Short exercise:
Copy out each line that includes the word "JSON".

Task material:
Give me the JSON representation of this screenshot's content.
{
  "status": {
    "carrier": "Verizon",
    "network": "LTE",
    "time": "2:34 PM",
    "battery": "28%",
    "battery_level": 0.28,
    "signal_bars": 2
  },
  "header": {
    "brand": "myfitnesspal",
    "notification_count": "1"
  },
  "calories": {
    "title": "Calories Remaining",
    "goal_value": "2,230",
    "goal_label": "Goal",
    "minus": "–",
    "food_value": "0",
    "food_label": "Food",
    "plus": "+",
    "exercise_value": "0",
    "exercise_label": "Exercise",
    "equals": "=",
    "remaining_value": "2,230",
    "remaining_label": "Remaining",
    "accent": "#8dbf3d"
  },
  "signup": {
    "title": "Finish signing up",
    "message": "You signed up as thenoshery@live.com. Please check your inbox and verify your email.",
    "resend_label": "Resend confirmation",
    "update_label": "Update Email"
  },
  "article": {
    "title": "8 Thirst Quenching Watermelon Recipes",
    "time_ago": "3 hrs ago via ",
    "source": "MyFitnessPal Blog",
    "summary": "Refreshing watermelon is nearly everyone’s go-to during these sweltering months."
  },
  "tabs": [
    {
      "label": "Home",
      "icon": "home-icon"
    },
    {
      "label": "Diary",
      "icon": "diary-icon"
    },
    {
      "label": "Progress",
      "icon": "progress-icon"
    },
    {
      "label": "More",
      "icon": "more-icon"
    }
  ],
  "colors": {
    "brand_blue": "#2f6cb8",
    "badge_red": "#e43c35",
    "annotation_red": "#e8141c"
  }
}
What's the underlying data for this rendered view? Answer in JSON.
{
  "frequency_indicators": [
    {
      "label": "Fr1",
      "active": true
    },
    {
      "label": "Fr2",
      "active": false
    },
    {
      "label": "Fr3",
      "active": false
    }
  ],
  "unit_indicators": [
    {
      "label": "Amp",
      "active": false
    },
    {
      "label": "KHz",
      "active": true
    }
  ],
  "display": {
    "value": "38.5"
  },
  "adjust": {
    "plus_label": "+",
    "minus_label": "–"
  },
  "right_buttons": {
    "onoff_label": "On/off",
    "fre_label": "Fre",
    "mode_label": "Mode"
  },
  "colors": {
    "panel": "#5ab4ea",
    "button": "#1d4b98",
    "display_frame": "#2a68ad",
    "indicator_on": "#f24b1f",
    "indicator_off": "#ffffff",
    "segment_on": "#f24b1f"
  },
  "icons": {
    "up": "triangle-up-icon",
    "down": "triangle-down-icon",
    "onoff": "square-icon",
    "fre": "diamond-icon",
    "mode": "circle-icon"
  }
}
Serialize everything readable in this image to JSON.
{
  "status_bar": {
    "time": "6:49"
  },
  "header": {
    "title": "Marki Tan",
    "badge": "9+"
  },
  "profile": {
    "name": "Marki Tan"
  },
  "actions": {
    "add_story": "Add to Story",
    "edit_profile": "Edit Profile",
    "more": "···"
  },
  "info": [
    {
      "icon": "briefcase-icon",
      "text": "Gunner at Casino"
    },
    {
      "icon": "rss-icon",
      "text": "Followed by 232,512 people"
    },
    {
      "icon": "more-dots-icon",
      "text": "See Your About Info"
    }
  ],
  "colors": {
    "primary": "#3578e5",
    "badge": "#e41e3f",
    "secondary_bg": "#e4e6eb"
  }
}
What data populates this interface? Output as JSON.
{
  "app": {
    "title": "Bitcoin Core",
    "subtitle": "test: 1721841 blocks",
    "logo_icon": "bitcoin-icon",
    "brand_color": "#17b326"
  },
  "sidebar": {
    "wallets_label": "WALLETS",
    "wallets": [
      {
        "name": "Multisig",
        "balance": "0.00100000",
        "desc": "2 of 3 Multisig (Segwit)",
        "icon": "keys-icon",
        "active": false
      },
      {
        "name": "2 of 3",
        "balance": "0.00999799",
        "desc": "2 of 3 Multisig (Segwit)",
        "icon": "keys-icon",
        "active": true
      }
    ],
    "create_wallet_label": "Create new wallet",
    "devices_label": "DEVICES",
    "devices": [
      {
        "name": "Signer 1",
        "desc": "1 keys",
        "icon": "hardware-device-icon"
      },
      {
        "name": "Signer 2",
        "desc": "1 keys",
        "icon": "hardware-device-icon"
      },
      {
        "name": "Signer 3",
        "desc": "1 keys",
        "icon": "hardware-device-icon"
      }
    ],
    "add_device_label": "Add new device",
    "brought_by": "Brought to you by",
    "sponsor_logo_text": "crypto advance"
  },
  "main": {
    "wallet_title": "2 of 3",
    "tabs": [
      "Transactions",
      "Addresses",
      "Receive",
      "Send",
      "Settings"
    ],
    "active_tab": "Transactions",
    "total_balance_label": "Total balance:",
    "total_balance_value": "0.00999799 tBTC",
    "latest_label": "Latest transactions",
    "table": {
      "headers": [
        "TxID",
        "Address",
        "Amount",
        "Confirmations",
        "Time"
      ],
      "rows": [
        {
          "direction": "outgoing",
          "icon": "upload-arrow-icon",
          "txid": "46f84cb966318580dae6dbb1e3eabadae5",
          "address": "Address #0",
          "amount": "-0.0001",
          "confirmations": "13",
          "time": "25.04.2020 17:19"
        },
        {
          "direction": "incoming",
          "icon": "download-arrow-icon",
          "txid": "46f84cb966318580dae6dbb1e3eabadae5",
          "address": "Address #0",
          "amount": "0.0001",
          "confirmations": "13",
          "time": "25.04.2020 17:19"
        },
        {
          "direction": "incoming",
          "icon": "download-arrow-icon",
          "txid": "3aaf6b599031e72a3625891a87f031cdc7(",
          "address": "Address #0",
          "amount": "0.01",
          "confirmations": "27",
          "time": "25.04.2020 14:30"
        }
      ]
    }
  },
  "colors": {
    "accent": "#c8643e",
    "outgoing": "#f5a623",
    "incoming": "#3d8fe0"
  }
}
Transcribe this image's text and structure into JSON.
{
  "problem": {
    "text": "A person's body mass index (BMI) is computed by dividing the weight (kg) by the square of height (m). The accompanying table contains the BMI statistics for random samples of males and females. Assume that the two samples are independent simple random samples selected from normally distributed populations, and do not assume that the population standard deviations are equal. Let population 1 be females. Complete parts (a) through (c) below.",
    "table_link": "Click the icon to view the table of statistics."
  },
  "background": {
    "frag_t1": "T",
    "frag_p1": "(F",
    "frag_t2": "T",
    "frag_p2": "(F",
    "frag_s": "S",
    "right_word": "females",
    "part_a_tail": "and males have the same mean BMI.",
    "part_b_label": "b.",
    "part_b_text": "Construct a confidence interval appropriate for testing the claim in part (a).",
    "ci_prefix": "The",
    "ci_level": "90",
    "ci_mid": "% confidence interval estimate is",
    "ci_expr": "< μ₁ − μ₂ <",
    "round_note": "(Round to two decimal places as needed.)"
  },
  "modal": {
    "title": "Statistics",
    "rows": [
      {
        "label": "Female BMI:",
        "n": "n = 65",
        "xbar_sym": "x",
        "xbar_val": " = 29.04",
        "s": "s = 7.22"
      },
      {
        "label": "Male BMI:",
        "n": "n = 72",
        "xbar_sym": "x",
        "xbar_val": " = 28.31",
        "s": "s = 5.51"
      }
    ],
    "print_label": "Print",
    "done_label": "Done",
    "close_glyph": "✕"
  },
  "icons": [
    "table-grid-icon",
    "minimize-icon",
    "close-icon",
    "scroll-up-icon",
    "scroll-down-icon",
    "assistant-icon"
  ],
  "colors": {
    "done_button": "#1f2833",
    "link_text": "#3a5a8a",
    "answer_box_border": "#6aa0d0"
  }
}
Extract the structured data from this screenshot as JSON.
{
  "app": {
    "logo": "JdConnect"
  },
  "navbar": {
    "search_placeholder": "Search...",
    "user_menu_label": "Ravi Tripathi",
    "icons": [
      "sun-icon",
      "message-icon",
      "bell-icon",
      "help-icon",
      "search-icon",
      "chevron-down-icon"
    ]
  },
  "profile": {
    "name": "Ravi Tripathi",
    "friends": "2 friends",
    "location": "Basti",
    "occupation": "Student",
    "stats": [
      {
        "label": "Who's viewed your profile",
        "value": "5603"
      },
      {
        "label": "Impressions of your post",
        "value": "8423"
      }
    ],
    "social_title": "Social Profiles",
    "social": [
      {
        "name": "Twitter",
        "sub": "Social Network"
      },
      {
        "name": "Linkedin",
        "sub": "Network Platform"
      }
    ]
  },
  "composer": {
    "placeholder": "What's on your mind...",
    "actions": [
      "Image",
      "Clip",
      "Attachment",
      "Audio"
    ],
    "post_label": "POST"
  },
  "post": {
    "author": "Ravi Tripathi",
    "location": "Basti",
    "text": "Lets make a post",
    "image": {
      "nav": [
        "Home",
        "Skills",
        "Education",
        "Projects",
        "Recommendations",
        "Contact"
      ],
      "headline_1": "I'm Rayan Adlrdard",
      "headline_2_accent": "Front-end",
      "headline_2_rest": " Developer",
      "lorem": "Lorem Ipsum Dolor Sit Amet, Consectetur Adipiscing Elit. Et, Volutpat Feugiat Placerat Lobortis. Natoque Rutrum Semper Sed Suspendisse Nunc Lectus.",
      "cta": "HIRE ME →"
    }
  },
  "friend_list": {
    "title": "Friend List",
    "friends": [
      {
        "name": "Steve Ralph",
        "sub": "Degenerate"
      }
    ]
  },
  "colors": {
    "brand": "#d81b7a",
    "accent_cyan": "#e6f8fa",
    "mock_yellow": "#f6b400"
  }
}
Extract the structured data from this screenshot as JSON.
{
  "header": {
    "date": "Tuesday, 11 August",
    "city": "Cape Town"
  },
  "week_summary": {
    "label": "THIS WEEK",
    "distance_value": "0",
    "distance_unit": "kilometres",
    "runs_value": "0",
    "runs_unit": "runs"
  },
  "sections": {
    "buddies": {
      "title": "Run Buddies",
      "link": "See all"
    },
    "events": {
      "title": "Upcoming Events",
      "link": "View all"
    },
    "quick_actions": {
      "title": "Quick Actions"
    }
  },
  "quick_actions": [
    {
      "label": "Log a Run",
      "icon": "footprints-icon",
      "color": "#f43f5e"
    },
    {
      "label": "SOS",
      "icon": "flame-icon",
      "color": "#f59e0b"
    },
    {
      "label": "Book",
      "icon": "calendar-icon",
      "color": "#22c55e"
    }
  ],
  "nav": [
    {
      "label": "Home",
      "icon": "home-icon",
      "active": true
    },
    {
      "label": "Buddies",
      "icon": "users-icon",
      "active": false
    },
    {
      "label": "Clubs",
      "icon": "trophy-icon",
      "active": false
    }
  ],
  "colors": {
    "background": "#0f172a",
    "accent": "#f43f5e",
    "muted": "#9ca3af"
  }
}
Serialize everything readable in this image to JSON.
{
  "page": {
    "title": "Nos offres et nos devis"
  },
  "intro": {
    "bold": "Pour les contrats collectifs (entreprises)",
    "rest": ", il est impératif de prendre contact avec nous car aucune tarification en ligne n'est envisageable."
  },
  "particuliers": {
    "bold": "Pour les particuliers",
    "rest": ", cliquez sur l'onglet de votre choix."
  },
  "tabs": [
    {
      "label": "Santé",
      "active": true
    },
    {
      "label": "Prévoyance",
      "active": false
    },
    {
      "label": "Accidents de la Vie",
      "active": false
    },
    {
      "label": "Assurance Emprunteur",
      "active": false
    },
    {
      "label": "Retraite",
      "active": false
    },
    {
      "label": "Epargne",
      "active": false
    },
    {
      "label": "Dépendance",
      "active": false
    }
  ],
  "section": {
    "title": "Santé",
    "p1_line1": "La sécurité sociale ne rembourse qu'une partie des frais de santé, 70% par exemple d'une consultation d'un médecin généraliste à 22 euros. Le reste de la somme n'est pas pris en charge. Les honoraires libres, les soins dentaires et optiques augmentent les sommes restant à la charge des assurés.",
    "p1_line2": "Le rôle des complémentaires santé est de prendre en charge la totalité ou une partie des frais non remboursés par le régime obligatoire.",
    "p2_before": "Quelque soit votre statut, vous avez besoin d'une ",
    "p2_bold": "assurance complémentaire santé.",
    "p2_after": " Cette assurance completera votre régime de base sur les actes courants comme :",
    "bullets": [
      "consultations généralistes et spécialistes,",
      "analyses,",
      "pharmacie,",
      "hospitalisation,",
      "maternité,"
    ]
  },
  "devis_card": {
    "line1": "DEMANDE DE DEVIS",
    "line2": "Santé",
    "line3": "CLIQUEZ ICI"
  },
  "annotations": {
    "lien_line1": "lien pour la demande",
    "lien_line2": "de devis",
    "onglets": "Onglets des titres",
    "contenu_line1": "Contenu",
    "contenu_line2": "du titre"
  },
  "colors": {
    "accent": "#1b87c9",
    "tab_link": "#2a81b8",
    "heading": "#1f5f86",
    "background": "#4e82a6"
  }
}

Answer to the task:
Give me the JSON representation of this screenshot's content.
What's the underlying data for this rendered view? Answer in JSON.
Serialize everything readable in this image to JSON.
What data populates this interface? Output as JSON.
Transcribe this image's text and structure into JSON.
Extract the structured data from this screenshot as JSON.
Extract the structured data from this screenshot as JSON.
Serialize everything readable in this image to JSON.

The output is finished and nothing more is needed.